═══ The input

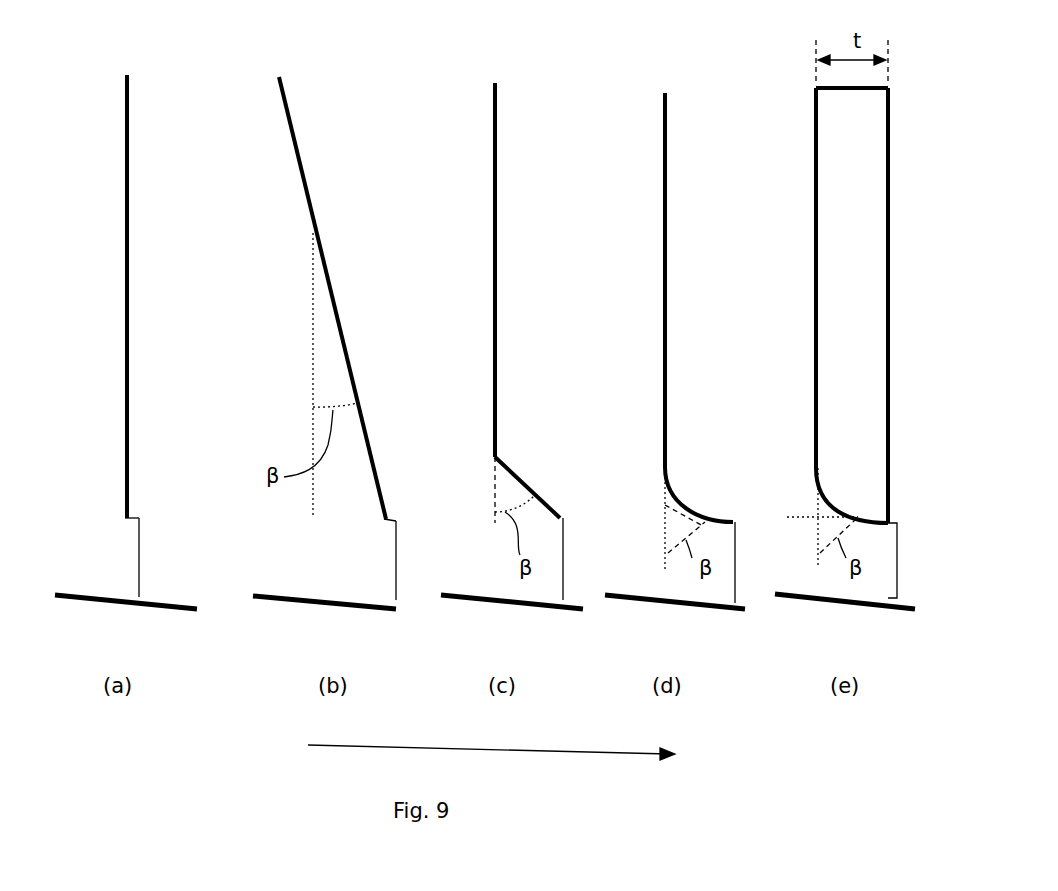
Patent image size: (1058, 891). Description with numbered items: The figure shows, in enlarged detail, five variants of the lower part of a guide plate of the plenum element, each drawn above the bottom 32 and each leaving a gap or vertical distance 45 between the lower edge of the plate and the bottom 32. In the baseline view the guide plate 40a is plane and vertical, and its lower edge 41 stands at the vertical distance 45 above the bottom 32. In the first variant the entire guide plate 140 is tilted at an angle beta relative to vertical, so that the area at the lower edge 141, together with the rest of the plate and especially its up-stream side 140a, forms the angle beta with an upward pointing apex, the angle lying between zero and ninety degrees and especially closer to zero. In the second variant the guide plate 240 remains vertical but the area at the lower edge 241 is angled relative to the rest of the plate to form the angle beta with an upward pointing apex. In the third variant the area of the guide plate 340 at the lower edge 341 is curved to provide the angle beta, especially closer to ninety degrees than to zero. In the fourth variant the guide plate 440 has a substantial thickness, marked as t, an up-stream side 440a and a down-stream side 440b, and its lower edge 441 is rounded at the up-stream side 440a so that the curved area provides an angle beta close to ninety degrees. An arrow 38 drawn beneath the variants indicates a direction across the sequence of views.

The guide plate 40a is at (126, 258).
The lower edge 41 is at (130, 518).
The gap or vertical distance 45 is at (139, 560).
The bottom 32 is at (103, 604).
The guide plate 140 is at (316, 195).
The up-stream side 140a is at (352, 388).
The lower edge 141 is at (388, 520).
The guide plate 240 is at (492, 290).
The lower edge 241 is at (561, 519).
The guide plate 340 is at (662, 305).
The lower edge 341 is at (735, 520).
The guide plate 440 is at (815, 272).
The up-stream side 440a is at (815, 413).
The down-stream side 440b is at (890, 392).
The lower edge 441 is at (890, 522).
The direction of movement 38 is at (440, 748).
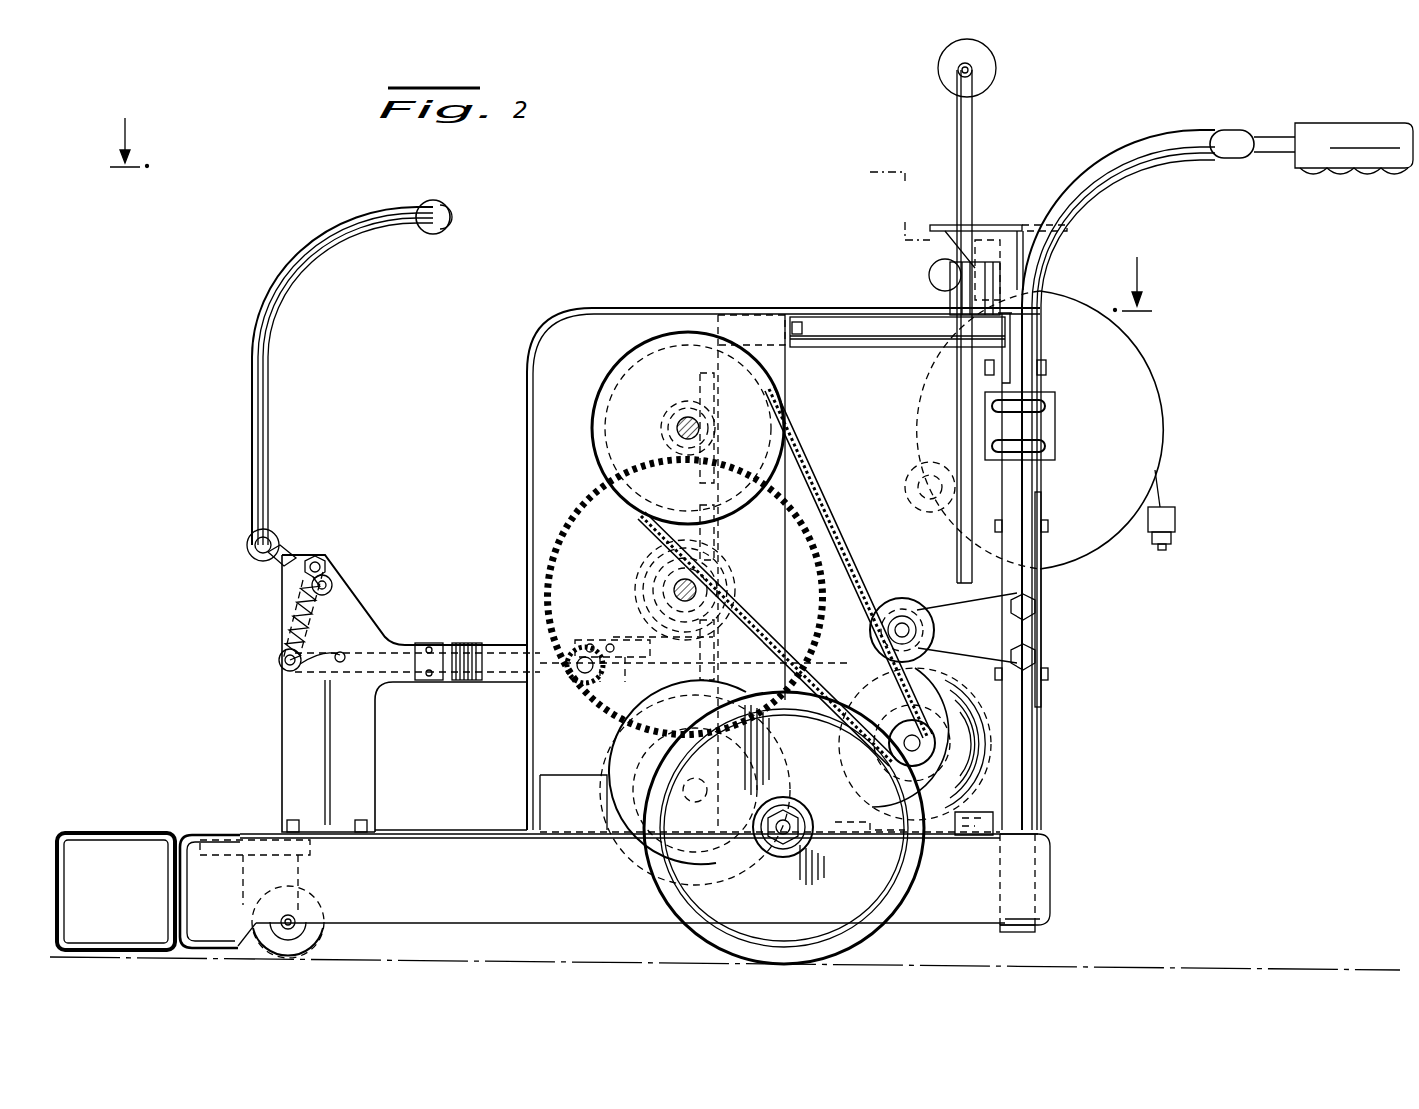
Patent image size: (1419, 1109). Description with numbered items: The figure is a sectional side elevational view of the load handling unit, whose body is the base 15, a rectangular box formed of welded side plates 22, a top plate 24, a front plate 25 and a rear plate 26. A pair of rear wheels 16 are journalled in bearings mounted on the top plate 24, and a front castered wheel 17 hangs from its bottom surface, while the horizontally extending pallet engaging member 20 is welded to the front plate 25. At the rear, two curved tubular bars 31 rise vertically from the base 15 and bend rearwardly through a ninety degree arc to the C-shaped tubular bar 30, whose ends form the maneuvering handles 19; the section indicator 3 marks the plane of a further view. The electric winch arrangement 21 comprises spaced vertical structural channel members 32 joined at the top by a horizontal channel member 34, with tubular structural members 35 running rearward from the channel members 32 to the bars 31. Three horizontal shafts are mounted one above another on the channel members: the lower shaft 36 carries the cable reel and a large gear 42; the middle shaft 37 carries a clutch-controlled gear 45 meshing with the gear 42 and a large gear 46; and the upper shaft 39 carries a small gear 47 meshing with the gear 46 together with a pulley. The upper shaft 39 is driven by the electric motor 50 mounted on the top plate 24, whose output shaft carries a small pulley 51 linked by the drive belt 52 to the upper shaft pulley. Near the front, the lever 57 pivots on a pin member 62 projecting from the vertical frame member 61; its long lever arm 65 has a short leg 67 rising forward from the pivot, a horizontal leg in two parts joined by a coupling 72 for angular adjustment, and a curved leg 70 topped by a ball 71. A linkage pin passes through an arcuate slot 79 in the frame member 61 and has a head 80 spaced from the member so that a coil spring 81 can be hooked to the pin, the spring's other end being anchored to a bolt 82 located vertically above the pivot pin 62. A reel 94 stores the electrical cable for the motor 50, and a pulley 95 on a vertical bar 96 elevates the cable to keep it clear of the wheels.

The section line 3- 3 is at (631, 226).
The base 15 is at (1018, 870).
The rear wheels 16 is at (858, 932).
The front castered wheel 17 is at (316, 936).
The maneuvering handles 19 is at (1278, 168).
The pallet engaging member 20 is at (55, 840).
The electric winch arrangement 21 is at (548, 549).
The side plates 22 is at (566, 912).
The top plate 24 is at (443, 834).
The front plate 25 is at (185, 905).
The rear plate 26 is at (1052, 911).
The tubular bar 30 is at (1212, 143).
The curved tubular bars 31 is at (1020, 545).
The structural channel members 32 is at (780, 365).
The horizontal channel member 34 is at (754, 312).
The tubular structural members 35 is at (858, 320).
The lower shaft 36 is at (573, 830).
The middle shaft 37 is at (678, 585).
The upper shaft 39 is at (674, 421).
The large gear 42 is at (562, 733).
The gear 45 is at (640, 606).
The large gear 46 is at (550, 594).
The small gear 47 is at (663, 431).
The electric motor 50 is at (980, 765).
The small pulley 51 is at (948, 757).
The drive belt 52 is at (945, 690).
The lever 57 is at (357, 592).
The vertical frame member 61 is at (288, 744).
The pin member 62 is at (325, 600).
The long lever arm 65 is at (242, 425).
The short leg 67 is at (272, 562).
The curved leg 70 is at (256, 360).
The ball 71 is at (449, 205).
The coupling 72 is at (245, 541).
The arcuate slot 79 is at (318, 673).
The head 80 is at (283, 668).
The coil spring 81 is at (292, 618).
The bolt 82 is at (325, 558).
The reel 94 is at (1152, 397).
The pulley 95 is at (990, 72).
The vertical bar 96 is at (975, 135).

══════

* Problem statement *
Copy all the lines above word for word, leaving out the pictures.

* Answer for this exercise *
Patent image size: (1058, 891). Description with numbered items: The figure shows, in enlarged detail, five variants of the lower part of a guide plate of the plenum element, each drawn above the bottom 32 and each leaving a gap or vertical distance 45 between the lower edge of the plate and the bottom 32. In the baseline view the guide plate 40a is plane and vertical, and its lower edge 41 stands at the vertical distance 45 above the bottom 32. In the first variant the entire guide plate 140 is tilted at an angle beta relative to vertical, so that the area at the lower edge 141, together with the rest of the plate and especially its up-stream side 140a, forms the angle beta with an upward pointing apex, the angle lying between zero and ninety degrees and especially closer to zero. In the second variant the guide plate 240 remains vertical but the area at the lower edge 241 is angled relative to the rest of the plate to form the angle beta with an upward pointing apex. In the third variant the area of the guide plate 340 at the lower edge 341 is curved to provide the angle beta, especially closer to ninety degrees than to zero. In the fourth variant the guide plate 440 has a substantial thickness, marked as t, an up-stream side 440a and a down-stream side 440b, and its lower edge 441 is rounded at the up-stream side 440a so that the curved area provides an angle beta close to ninety degrees. An arrow 38 drawn beneath the variants indicates a direction across the sequence of views.

The guide plate 40a is at (126, 258).
The lower edge 41 is at (130, 518).
The gap or vertical distance 45 is at (139, 560).
The bottom 32 is at (103, 604).
The guide plate 140 is at (316, 195).
The up-stream side 140a is at (352, 388).
The lower edge 141 is at (388, 520).
The guide plate 240 is at (492, 290).
The lower edge 241 is at (561, 519).
The guide plate 340 is at (662, 305).
The lower edge 341 is at (735, 520).
The guide plate 440 is at (815, 272).
The up-stream side 440a is at (815, 413).
The down-stream side 440b is at (890, 392).
The lower edge 441 is at (890, 522).
The direction of movement 38 is at (440, 748).
Patent image size: (1419, 1109). Description with numbered items: The figure is a sectional side elevational view of the load handling unit, whose body is the base 15, a rectangular box formed of welded side plates 22, a top plate 24, a front plate 25 and a rear plate 26. A pair of rear wheels 16 are journalled in bearings mounted on the top plate 24, and a front castered wheel 17 hangs from its bottom surface, while the horizontally extending pallet engaging member 20 is welded to the front plate 25. At the rear, two curved tubular bars 31 rise vertically from the base 15 and bend rearwardly through a ninety degree arc to the C-shaped tubular bar 30, whose ends form the maneuvering handles 19; the section indicator 3 marks the plane of a further view. The electric winch arrangement 21 comprises spaced vertical structural channel members 32 joined at the top by a horizontal channel member 34, with tubular structural members 35 running rearward from the channel members 32 to the bars 31. Three horizontal shafts are mounted one above another on the channel members: the lower shaft 36 carries the cable reel and a large gear 42; the middle shaft 37 carries a clutch-controlled gear 45 meshing with the gear 42 and a large gear 46; and the upper shaft 39 carries a small gear 47 meshing with the gear 46 together with a pulley. The upper shaft 39 is driven by the electric motor 50 mounted on the top plate 24, whose output shaft carries a small pulley 51 linked by the drive belt 52 to the upper shaft pulley. Near the front, the lever 57 pivots on a pin member 62 projecting from the vertical frame member 61; its long lever arm 65 has a short leg 67 rising forward from the pivot, a horizontal leg in two parts joined by a coupling 72 for angular adjustment, and a curved leg 70 topped by a ball 71. A linkage pin passes through an arcuate slot 79 in the frame member 61 and has a head 80 spaced from the member so that a coil spring 81 can be hooked to the pin, the spring's other end being anchored to a bolt 82 located vertically above the pivot pin 62. A reel 94 stores the electrical cable for the motor 50, and a pulley 95 on a vertical bar 96 elevates the cable to keep it clear of the wheels.

The section line 3- 3 is at (631, 226).
The base 15 is at (1018, 870).
The rear wheels 16 is at (858, 932).
The front castered wheel 17 is at (316, 936).
The maneuvering handles 19 is at (1278, 168).
The pallet engaging member 20 is at (55, 840).
The electric winch arrangement 21 is at (548, 549).
The side plates 22 is at (566, 912).
The top plate 24 is at (443, 834).
The front plate 25 is at (185, 905).
The rear plate 26 is at (1052, 911).
The tubular bar 30 is at (1212, 143).
The curved tubular bars 31 is at (1020, 545).
The structural channel members 32 is at (780, 365).
The horizontal channel member 34 is at (754, 312).
The tubular structural members 35 is at (858, 320).
The lower shaft 36 is at (573, 830).
The middle shaft 37 is at (678, 585).
The upper shaft 39 is at (674, 421).
The large gear 42 is at (562, 733).
The gear 45 is at (640, 606).
The large gear 46 is at (550, 594).
The small gear 47 is at (663, 431).
The electric motor 50 is at (980, 765).
The small pulley 51 is at (948, 757).
The drive belt 52 is at (945, 690).
The lever 57 is at (357, 592).
The vertical frame member 61 is at (288, 744).
The pin member 62 is at (325, 600).
The long lever arm 65 is at (242, 425).
The short leg 67 is at (272, 562).
The curved leg 70 is at (256, 360).
The ball 71 is at (449, 205).
The coupling 72 is at (245, 541).
The arcuate slot 79 is at (318, 673).
The head 80 is at (283, 668).
The coil spring 81 is at (292, 618).
The bolt 82 is at (325, 558).
The reel 94 is at (1152, 397).
The pulley 95 is at (990, 72).
The vertical bar 96 is at (975, 135).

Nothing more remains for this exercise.